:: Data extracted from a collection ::
* * *

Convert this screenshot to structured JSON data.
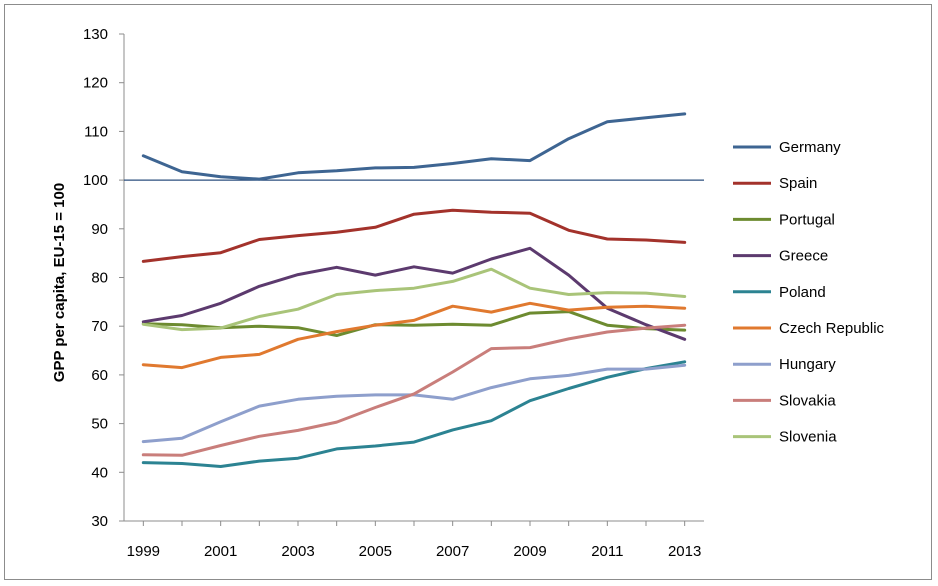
{
  "chart_data": {
    "type": "line",
    "title": "",
    "xlabel": "",
    "ylabel": "GPP per capita, EU-15 = 100",
    "ylim": [
      30,
      130
    ],
    "yticks": [
      30,
      40,
      50,
      60,
      70,
      80,
      90,
      100,
      110,
      120,
      130
    ],
    "xticks": [
      1999,
      2001,
      2003,
      2005,
      2007,
      2009,
      2011,
      2013
    ],
    "grid": false,
    "legend_position": "right",
    "reference_line": 100,
    "x": [
      1999,
      2000,
      2001,
      2002,
      2003,
      2004,
      2005,
      2006,
      2007,
      2008,
      2009,
      2010,
      2011,
      2012,
      2013
    ],
    "series": [
      {
        "name": "Germany",
        "color": "#3e6592",
        "values": [
          105,
          101.7,
          100.7,
          100.2,
          101.5,
          101.9,
          102.5,
          102.6,
          103.4,
          104.4,
          104,
          108.5,
          112,
          112.8,
          113.6
        ]
      },
      {
        "name": "Spain",
        "color": "#a3322b",
        "values": [
          83.3,
          84.3,
          85.1,
          87.8,
          88.6,
          89.3,
          90.3,
          93,
          93.8,
          93.4,
          93.2,
          89.7,
          87.9,
          87.7,
          87.2
        ]
      },
      {
        "name": "Portugal",
        "color": "#6d8b30",
        "values": [
          70.5,
          70.3,
          69.7,
          70,
          69.7,
          68.1,
          70.3,
          70.2,
          70.4,
          70.2,
          72.7,
          73,
          70.2,
          69.5,
          69.2
        ]
      },
      {
        "name": "Greece",
        "color": "#5c3a6e",
        "values": [
          70.9,
          72.2,
          74.7,
          78.2,
          80.6,
          82.1,
          80.5,
          82.2,
          80.9,
          83.8,
          86,
          80.5,
          73.7,
          70.3,
          67.3
        ]
      },
      {
        "name": "Poland",
        "color": "#2c8392",
        "values": [
          42,
          41.8,
          41.2,
          42.3,
          42.9,
          44.8,
          45.4,
          46.2,
          48.7,
          50.6,
          54.7,
          57.2,
          59.5,
          61.3,
          62.7
        ]
      },
      {
        "name": "Czech Republic",
        "color": "#e0792f",
        "values": [
          62.1,
          61.5,
          63.6,
          64.2,
          67.3,
          68.9,
          70.2,
          71.2,
          74.1,
          72.9,
          74.7,
          73.3,
          73.9,
          74.1,
          73.7
        ]
      },
      {
        "name": "Hungary",
        "color": "#8e9fcc",
        "values": [
          46.3,
          47,
          50.4,
          53.6,
          55,
          55.6,
          55.9,
          55.9,
          55,
          57.4,
          59.2,
          59.9,
          61.2,
          61.2,
          62
        ]
      },
      {
        "name": "Slovakia",
        "color": "#c97e7b",
        "values": [
          43.6,
          43.5,
          45.5,
          47.4,
          48.6,
          50.3,
          53.3,
          56.1,
          60.6,
          65.4,
          65.6,
          67.4,
          68.8,
          69.6,
          70.2
        ]
      },
      {
        "name": "Slovenia",
        "color": "#a9c479",
        "values": [
          70.4,
          69.3,
          69.6,
          72,
          73.5,
          76.5,
          77.3,
          77.8,
          79.2,
          81.7,
          77.8,
          76.5,
          76.9,
          76.8,
          76.1
        ]
      }
    ]
  }
}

* * *

:: To be done ::
Read the entries and pick out all lines that include the word "color".

:: Exercise solution ::
        "color": "#3e6592",
        "color": "#a3322b",
        "color": "#6d8b30",
        "color": "#5c3a6e",
        "color": "#2c8392",
        "color": "#e0792f",
        "color": "#8e9fcc",
        "color": "#c97e7b",
        "color": "#a9c479",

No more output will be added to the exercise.